Please reproduce, without any changes, the part of the material that begins with the line containing "Segment this screenshot: for" and ends with the line containing "45, 127, 48)". Include both of those lines and nothing else.

▶ _Supplied data_
━━━
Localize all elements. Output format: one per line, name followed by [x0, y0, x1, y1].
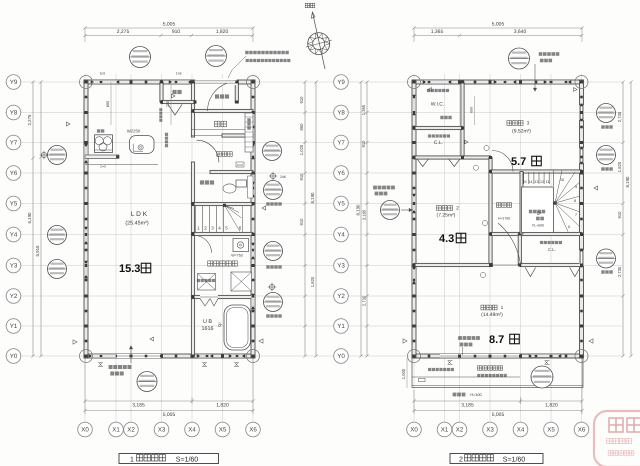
━━━
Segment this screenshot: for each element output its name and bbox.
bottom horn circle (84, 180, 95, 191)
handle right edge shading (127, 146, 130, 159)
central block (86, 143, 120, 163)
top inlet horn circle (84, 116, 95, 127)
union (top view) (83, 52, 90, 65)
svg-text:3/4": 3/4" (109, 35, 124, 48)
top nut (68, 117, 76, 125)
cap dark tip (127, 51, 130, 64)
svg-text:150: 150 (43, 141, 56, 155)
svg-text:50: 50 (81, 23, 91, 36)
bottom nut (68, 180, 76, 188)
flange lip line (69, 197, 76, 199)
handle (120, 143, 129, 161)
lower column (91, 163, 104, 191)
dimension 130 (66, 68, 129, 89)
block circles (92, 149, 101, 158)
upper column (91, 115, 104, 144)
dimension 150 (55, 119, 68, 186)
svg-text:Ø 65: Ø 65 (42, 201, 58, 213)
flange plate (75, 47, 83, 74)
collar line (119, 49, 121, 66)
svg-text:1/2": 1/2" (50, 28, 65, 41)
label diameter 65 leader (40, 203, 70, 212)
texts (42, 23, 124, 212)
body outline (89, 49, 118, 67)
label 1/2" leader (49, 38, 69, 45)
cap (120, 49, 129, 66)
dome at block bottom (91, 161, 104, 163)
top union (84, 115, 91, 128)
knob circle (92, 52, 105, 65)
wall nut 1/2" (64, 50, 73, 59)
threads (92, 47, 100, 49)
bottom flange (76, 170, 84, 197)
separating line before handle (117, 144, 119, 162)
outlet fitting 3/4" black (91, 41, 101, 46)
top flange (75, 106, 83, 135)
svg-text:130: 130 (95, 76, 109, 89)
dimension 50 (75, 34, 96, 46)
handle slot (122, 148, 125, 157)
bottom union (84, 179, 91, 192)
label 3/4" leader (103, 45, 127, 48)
━━━
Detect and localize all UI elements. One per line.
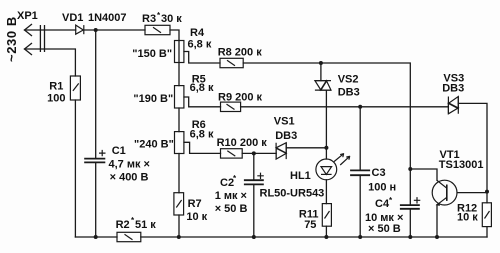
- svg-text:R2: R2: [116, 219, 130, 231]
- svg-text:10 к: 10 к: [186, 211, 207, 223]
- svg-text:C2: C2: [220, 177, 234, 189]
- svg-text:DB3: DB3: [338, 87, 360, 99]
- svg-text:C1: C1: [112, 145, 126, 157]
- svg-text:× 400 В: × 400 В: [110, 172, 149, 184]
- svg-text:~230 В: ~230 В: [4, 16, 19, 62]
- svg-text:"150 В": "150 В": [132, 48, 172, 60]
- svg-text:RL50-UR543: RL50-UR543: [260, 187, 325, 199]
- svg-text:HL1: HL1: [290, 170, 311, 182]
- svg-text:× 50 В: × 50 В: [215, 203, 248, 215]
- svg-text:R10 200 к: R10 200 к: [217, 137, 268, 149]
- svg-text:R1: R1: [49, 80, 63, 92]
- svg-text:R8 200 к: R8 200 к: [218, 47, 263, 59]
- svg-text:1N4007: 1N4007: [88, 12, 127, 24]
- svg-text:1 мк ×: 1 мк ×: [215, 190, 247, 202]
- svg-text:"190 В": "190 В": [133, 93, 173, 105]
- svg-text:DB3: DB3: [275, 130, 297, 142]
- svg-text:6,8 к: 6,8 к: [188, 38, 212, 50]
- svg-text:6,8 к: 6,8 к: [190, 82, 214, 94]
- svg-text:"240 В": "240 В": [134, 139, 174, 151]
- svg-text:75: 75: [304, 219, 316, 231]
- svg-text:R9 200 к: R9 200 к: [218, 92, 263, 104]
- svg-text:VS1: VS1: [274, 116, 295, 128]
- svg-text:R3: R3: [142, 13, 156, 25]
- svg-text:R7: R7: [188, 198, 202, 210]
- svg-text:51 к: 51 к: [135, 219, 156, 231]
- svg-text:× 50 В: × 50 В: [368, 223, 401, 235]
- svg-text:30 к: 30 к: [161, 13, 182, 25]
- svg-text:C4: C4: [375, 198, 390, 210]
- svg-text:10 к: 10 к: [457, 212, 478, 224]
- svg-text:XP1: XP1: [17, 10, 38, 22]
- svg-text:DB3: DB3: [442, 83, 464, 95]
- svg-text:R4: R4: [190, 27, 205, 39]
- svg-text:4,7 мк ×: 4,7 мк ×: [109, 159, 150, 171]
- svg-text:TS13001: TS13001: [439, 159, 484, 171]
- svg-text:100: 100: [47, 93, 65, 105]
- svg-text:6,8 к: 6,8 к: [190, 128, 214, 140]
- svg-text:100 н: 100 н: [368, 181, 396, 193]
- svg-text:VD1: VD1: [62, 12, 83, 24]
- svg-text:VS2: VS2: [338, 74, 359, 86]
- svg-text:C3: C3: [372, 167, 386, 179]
━━━
▶ _Worked solution_
Segment this screenshot: for each element output its name and bbox.
bottom horn circle (84, 180, 95, 191)
handle right edge shading (127, 146, 130, 159)
central block (86, 143, 120, 163)
top inlet horn circle (84, 116, 95, 127)
union (top view) (83, 52, 90, 65)
svg-text:3/4": 3/4" (109, 35, 124, 48)
top nut (68, 117, 76, 125)
cap dark tip (127, 51, 130, 64)
svg-text:150: 150 (43, 141, 56, 155)
svg-text:50: 50 (81, 23, 91, 36)
bottom nut (68, 180, 76, 188)
flange lip line (69, 197, 76, 199)
handle (120, 143, 129, 161)
lower column (91, 163, 104, 191)
dimension 130 (66, 68, 129, 89)
block circles (92, 149, 101, 158)
upper column (91, 115, 104, 144)
dimension 150 (55, 119, 68, 186)
svg-text:Ø 65: Ø 65 (42, 201, 58, 213)
flange plate (75, 47, 83, 74)
collar line (119, 49, 121, 66)
svg-text:1/2": 1/2" (50, 28, 65, 41)
label diameter 65 leader (40, 203, 70, 212)
texts (42, 23, 124, 212)
body outline (89, 49, 118, 67)
label 1/2" leader (49, 38, 69, 45)
cap (120, 49, 129, 66)
dome at block bottom (91, 161, 104, 163)
top union (84, 115, 91, 128)
knob circle (92, 52, 105, 65)
wall nut 1/2" (64, 50, 73, 59)
threads (92, 47, 100, 49)
bottom flange (76, 170, 84, 197)
separating line before handle (117, 144, 119, 162)
outlet fitting 3/4" black (91, 41, 101, 46)
top flange (75, 106, 83, 135)
svg-text:130: 130 (95, 76, 109, 89)
dimension 50 (75, 34, 96, 46)
handle slot (122, 148, 125, 157)
bottom union (84, 179, 91, 192)
label 3/4" leader (103, 45, 127, 48)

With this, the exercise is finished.